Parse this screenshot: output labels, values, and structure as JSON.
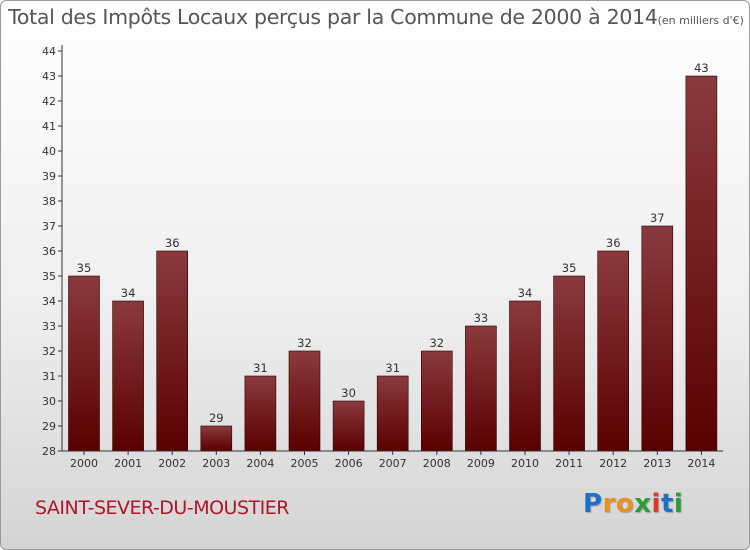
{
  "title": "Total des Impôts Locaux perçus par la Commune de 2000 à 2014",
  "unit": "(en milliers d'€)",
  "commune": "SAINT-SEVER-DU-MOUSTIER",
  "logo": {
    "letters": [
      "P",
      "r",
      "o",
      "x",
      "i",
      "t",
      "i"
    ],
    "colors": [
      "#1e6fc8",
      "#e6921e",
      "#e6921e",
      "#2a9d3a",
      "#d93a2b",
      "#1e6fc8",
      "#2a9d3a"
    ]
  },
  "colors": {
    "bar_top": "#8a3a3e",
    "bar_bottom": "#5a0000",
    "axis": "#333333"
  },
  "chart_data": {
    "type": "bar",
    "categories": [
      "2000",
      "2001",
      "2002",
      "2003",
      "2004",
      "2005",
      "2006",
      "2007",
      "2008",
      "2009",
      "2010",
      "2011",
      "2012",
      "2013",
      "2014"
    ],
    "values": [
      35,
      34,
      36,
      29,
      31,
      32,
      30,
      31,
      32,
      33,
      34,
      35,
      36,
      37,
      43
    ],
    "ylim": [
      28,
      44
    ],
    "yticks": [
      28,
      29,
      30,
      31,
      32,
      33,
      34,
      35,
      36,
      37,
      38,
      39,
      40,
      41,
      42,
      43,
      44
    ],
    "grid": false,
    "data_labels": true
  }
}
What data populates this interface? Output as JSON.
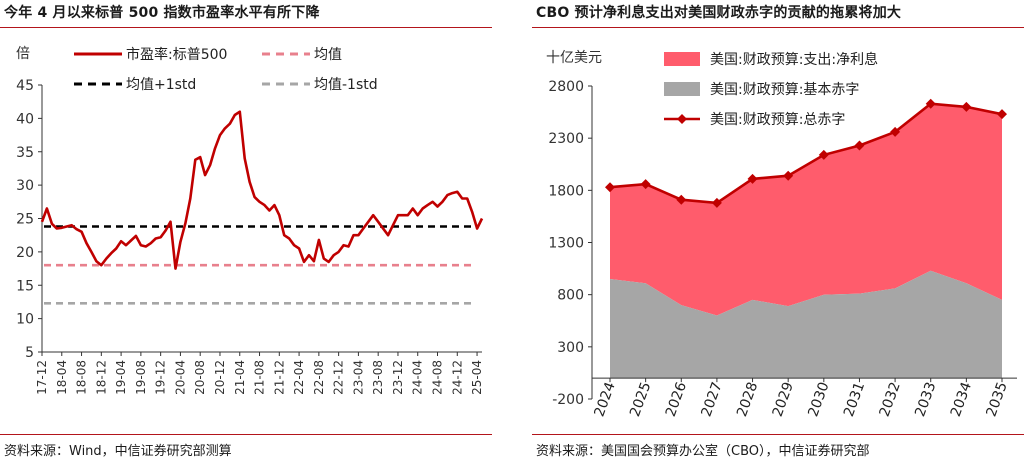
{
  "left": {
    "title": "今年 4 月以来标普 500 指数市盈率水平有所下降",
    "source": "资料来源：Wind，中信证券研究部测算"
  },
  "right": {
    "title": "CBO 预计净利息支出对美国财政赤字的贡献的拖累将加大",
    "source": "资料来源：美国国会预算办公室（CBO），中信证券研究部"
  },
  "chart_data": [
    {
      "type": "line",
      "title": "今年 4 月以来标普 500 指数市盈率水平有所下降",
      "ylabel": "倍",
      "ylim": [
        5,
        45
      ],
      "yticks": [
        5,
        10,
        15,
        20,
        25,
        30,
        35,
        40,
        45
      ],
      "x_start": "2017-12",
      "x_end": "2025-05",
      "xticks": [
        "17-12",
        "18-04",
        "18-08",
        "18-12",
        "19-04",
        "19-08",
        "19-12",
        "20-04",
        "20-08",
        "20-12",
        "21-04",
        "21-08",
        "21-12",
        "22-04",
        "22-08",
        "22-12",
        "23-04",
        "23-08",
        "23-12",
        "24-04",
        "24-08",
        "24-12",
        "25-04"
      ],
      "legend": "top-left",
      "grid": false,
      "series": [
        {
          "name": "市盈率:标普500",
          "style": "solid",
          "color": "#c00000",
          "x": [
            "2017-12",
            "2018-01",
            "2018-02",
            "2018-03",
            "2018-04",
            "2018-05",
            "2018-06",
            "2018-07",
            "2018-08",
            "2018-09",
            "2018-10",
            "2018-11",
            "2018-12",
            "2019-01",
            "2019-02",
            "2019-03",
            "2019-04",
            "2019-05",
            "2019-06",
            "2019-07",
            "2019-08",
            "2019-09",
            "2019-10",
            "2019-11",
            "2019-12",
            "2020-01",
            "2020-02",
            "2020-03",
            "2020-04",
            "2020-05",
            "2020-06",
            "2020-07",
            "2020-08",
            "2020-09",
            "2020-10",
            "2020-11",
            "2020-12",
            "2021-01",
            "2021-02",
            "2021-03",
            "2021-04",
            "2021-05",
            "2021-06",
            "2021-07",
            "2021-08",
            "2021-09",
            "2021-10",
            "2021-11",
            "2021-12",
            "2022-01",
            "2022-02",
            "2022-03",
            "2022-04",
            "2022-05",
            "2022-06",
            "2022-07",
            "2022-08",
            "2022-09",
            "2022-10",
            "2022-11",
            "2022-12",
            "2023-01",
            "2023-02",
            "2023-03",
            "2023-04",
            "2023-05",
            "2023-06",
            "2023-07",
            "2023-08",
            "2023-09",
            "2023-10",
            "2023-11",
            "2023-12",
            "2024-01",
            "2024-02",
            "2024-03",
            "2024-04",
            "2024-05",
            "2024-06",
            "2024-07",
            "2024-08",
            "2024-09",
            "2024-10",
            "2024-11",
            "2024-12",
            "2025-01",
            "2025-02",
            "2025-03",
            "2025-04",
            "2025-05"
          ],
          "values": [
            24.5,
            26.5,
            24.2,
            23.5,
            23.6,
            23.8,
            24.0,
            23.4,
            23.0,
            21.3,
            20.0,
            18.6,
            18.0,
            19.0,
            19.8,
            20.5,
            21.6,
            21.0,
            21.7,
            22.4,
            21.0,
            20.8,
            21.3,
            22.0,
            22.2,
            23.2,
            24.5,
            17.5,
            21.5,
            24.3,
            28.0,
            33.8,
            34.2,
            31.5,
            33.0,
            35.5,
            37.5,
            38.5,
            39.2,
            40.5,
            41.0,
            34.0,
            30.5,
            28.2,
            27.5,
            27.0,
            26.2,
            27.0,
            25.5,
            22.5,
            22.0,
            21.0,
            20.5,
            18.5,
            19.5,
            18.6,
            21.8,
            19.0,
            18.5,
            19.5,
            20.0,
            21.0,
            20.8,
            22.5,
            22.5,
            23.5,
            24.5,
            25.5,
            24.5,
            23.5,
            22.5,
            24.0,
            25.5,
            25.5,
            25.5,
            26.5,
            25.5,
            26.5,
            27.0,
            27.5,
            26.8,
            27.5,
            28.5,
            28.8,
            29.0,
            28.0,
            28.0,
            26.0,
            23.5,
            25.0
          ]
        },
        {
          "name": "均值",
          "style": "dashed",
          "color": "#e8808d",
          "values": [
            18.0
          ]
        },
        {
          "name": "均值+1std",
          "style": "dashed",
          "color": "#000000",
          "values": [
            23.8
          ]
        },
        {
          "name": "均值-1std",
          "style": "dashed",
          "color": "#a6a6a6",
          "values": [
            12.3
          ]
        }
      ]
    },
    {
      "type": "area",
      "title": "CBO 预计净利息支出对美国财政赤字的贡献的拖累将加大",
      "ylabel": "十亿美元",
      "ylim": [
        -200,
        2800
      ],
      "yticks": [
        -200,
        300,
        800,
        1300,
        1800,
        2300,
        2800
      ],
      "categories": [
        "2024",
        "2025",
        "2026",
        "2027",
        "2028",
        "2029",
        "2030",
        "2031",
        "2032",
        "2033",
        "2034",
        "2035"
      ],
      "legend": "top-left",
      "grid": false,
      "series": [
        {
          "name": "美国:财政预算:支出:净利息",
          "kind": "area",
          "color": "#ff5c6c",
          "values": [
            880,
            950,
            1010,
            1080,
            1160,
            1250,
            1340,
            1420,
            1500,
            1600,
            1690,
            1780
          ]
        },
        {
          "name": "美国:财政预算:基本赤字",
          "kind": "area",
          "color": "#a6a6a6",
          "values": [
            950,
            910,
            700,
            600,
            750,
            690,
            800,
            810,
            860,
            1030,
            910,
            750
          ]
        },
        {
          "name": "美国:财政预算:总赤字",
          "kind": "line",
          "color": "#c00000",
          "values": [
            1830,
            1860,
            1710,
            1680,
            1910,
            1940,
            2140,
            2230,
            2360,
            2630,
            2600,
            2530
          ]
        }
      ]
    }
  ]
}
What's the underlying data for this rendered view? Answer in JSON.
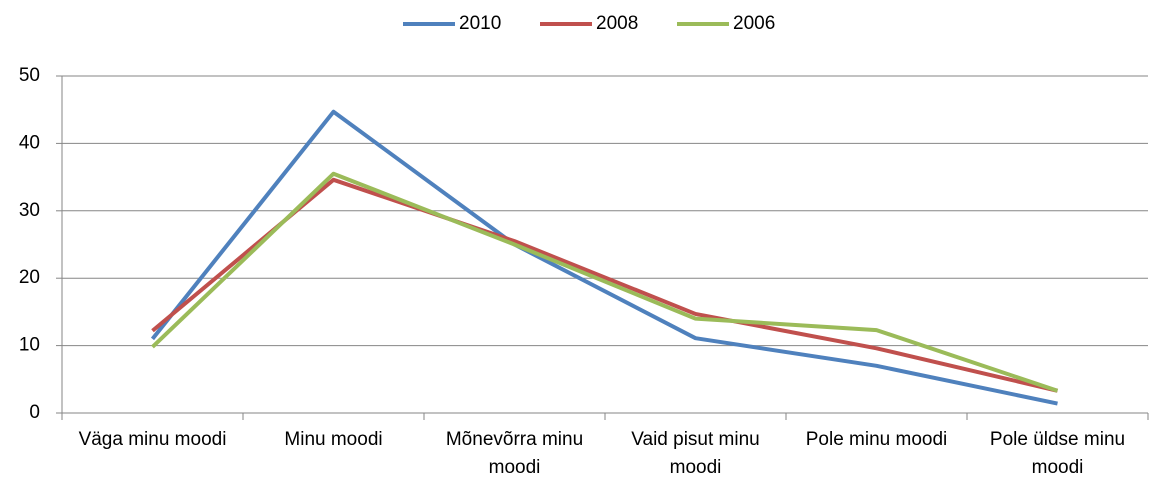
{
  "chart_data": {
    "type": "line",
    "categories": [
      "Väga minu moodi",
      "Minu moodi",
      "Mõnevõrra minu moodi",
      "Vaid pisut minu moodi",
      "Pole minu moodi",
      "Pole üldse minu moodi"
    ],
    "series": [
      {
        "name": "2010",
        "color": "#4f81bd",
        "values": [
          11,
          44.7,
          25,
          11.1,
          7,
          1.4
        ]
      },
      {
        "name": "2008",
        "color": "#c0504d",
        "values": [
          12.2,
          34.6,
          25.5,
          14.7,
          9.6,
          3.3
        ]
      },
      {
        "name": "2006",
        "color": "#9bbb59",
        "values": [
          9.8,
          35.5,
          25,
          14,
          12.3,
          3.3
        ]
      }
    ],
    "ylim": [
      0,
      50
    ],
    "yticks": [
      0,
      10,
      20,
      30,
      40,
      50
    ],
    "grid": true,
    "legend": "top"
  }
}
........
* **WHAT YOU HAVE TO DO**
Copy each line from the data above that includes "资料来源".

* **EXERCISE RESULT**
    "source": "资料来源：Wind，中信证券研究部测算"
    "source": "资料来源：美国国会预算办公室（CBO），中信证券研究部"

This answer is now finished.